Work out how many lines hold the string "обработки". Give that number and nothing more.

++++ RECORDED INFORMATION ++++

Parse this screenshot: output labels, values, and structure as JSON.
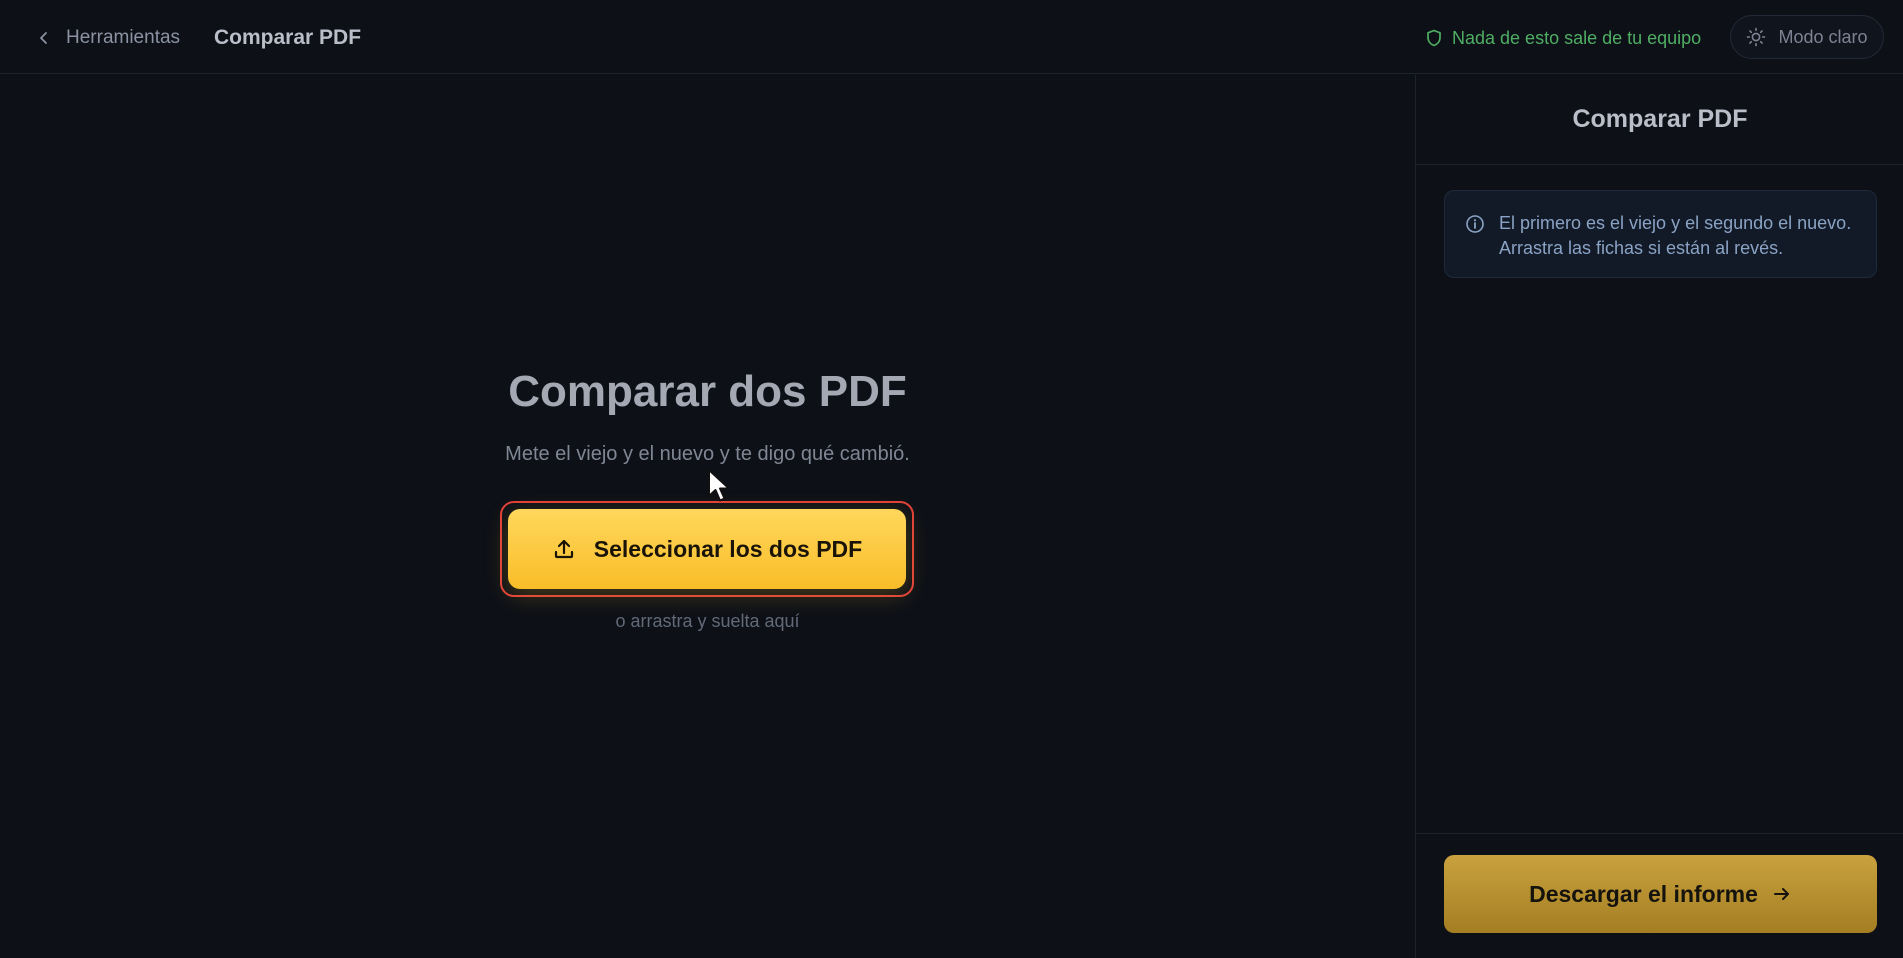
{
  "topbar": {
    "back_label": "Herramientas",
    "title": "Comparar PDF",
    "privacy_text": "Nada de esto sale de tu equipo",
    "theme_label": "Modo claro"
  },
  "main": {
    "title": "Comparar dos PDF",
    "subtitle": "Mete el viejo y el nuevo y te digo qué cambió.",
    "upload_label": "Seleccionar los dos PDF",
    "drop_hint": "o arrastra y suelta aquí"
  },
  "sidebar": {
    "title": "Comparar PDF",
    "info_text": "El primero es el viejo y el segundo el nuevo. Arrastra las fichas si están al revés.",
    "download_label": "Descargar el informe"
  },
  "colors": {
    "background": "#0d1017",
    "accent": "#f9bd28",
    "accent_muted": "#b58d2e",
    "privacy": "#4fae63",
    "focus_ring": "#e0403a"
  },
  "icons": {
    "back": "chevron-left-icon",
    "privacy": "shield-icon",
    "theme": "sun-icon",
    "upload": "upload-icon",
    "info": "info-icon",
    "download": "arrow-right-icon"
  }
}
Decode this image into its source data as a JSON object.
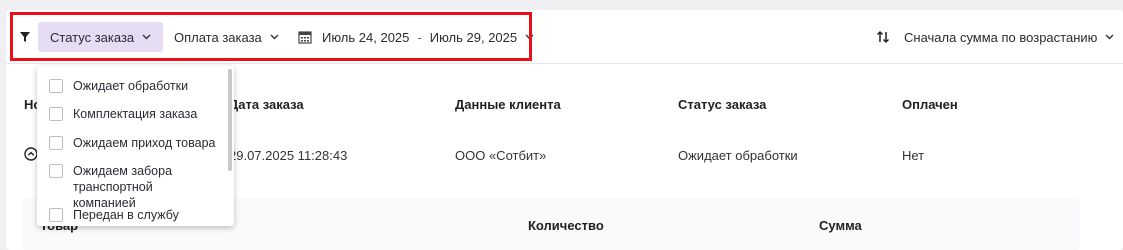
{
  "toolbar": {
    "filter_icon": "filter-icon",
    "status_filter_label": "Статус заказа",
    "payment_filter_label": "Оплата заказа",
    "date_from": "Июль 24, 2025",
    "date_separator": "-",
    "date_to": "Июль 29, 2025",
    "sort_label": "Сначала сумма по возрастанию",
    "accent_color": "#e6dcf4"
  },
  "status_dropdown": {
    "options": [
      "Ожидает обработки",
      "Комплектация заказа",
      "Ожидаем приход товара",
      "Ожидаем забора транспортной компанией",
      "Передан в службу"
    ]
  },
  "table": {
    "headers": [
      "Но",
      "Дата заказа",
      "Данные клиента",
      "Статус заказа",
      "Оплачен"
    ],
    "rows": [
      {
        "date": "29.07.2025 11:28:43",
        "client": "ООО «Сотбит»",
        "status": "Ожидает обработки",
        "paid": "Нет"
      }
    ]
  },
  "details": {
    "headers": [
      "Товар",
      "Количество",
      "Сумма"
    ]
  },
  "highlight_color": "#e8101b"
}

++++

◆ OUTPUT ◆
2